Search the records below for the word "true" and show every line where it occurs.

Lines of data:
----

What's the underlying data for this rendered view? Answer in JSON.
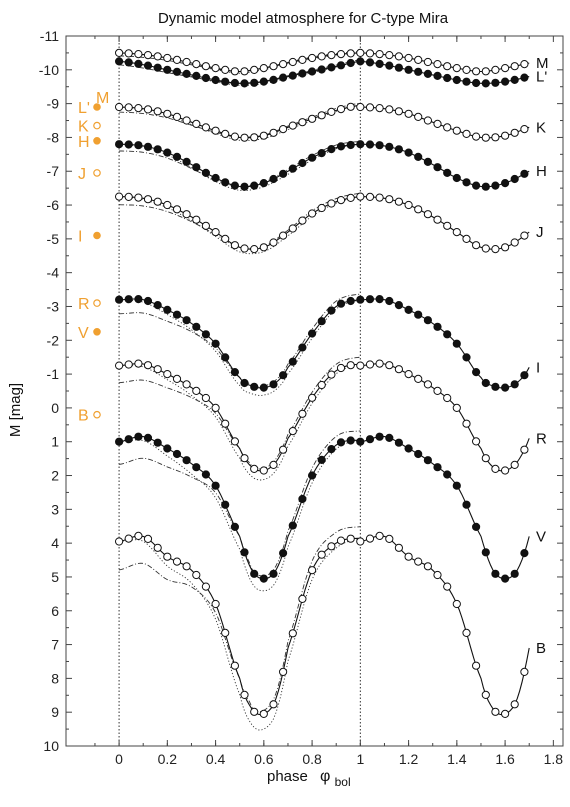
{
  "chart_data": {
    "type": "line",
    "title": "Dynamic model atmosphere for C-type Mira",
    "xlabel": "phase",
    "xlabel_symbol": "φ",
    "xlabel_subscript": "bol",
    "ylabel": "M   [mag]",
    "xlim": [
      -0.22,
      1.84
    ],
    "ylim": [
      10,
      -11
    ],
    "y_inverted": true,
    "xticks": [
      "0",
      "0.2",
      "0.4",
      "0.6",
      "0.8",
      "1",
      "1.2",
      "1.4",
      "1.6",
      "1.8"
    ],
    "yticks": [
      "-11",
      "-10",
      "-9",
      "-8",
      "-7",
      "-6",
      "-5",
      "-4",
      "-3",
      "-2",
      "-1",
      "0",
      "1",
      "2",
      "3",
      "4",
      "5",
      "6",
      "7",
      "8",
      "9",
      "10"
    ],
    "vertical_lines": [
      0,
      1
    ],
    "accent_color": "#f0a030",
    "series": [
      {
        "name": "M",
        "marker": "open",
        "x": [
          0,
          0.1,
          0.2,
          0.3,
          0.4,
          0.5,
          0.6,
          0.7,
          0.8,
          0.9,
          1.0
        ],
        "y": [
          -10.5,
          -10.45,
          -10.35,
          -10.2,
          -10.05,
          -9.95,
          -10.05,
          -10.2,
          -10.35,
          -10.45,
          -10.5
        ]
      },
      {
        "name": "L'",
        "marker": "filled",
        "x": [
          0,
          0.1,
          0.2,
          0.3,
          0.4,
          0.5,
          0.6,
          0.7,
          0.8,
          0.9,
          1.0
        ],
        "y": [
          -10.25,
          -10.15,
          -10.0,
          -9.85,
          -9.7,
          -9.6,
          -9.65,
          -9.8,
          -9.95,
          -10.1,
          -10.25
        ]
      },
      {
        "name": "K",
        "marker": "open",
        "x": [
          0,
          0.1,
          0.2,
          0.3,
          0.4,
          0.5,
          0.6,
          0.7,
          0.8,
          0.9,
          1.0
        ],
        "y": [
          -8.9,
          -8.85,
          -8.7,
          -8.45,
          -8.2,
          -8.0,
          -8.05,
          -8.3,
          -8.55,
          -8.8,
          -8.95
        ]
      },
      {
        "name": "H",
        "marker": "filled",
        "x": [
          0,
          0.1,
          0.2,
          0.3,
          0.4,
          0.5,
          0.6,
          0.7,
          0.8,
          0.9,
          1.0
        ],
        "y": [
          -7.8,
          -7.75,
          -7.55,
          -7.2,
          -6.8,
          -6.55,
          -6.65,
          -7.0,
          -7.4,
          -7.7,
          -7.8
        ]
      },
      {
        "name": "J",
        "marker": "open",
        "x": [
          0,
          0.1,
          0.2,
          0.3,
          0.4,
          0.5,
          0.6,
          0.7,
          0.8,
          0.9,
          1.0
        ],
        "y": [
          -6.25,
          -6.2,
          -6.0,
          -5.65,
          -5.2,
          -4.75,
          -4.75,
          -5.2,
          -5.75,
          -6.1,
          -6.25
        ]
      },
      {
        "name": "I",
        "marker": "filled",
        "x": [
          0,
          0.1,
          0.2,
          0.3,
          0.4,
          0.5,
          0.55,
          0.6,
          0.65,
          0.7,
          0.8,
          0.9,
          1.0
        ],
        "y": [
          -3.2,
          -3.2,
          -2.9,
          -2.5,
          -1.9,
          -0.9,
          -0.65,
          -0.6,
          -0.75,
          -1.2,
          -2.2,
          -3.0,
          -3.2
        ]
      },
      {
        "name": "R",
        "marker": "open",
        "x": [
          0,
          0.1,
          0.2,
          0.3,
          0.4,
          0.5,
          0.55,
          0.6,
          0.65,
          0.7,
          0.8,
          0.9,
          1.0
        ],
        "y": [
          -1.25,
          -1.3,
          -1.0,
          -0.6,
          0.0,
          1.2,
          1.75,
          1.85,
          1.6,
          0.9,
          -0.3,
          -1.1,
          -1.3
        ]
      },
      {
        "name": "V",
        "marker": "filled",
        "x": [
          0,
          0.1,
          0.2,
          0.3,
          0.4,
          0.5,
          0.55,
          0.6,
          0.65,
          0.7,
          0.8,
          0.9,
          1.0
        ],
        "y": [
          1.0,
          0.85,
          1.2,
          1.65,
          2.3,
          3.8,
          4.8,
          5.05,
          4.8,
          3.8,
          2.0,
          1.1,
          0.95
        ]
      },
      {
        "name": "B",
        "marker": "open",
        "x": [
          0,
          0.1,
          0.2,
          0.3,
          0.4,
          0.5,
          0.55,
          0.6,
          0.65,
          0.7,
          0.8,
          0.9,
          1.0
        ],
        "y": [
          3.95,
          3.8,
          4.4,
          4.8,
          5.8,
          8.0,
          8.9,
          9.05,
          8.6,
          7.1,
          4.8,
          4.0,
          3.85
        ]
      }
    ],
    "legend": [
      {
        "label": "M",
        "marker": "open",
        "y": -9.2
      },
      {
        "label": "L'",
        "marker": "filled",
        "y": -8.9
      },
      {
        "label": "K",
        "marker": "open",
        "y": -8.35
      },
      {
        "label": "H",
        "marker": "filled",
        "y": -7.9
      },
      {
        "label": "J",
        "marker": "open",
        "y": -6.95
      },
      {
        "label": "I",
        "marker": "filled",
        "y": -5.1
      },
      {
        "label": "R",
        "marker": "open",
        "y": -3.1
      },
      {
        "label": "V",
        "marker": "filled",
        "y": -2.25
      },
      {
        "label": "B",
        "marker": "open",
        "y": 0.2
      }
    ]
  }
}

----

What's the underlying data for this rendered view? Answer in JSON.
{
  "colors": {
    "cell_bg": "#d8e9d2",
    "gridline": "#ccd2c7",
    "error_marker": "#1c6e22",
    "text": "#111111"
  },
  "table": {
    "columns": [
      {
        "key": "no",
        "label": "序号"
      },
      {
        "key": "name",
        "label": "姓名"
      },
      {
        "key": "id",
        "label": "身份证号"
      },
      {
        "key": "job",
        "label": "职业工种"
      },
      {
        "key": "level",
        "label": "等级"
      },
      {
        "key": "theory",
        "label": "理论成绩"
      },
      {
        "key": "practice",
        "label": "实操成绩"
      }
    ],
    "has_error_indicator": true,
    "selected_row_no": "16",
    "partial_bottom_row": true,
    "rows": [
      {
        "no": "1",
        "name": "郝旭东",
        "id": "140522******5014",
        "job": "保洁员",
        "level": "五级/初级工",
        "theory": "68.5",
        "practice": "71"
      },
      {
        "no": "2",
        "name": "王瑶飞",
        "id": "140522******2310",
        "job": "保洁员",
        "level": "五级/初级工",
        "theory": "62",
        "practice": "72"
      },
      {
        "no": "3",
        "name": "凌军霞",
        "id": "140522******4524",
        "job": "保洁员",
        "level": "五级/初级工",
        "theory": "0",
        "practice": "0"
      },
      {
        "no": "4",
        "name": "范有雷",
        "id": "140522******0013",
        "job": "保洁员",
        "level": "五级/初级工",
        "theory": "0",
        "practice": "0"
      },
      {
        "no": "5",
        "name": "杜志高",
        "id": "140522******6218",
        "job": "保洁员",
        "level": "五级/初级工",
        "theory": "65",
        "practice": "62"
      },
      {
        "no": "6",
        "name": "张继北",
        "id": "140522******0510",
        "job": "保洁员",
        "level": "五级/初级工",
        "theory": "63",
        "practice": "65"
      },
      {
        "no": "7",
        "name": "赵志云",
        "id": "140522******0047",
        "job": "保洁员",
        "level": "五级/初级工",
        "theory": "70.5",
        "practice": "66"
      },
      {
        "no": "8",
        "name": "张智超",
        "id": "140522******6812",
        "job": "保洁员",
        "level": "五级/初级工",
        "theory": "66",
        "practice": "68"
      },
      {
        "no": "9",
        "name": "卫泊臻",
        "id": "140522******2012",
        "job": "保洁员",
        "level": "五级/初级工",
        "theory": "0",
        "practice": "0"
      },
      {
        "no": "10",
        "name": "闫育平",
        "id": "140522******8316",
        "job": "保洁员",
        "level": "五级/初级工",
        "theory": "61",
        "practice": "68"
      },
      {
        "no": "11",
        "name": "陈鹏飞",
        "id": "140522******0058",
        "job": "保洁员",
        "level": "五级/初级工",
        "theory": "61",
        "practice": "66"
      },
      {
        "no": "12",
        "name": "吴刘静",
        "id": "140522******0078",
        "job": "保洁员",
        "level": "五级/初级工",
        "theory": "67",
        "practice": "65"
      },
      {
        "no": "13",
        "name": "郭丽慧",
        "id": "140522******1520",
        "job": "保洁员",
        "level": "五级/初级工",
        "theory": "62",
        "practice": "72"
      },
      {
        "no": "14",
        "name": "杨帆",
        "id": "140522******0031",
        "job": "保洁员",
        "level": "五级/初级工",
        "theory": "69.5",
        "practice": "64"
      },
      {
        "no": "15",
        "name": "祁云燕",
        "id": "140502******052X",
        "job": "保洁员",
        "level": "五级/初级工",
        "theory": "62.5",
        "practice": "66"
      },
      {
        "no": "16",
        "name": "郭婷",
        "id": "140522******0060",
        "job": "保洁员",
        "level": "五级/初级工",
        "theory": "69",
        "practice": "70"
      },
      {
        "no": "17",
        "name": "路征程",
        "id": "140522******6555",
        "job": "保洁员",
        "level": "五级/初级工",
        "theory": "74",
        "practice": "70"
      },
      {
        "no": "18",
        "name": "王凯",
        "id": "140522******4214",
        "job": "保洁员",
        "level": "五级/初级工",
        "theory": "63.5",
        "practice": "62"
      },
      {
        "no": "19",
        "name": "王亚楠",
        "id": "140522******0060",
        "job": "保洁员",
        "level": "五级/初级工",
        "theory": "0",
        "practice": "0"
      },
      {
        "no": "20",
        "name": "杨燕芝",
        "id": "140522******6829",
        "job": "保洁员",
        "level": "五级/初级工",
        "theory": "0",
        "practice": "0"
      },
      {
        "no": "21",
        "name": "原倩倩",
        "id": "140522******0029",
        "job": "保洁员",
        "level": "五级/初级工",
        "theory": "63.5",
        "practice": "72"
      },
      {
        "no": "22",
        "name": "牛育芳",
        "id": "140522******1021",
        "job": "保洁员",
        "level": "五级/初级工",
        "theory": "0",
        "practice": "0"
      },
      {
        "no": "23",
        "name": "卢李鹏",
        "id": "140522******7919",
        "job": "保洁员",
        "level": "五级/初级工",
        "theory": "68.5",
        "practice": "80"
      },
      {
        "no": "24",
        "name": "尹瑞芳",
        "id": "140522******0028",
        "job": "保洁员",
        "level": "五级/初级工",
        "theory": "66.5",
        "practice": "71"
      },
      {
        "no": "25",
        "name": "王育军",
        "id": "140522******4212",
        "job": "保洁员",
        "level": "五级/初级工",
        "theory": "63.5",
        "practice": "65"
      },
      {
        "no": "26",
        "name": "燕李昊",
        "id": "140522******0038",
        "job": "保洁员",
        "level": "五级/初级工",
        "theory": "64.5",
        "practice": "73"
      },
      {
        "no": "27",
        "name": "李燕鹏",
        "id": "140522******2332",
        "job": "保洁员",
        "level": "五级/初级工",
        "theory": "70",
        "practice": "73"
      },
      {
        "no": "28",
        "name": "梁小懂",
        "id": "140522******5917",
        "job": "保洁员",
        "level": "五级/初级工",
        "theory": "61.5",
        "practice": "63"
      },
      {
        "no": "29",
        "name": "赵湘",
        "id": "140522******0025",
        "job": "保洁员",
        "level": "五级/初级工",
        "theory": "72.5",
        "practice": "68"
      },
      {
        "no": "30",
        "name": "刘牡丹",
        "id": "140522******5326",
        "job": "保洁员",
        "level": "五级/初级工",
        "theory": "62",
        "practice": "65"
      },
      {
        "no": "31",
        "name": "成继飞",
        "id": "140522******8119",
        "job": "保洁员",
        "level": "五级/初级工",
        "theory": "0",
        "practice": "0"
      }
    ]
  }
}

----

Result:
    "y_inverted": true,
    "has_error_indicator": true,
    "partial_bottom_row": true,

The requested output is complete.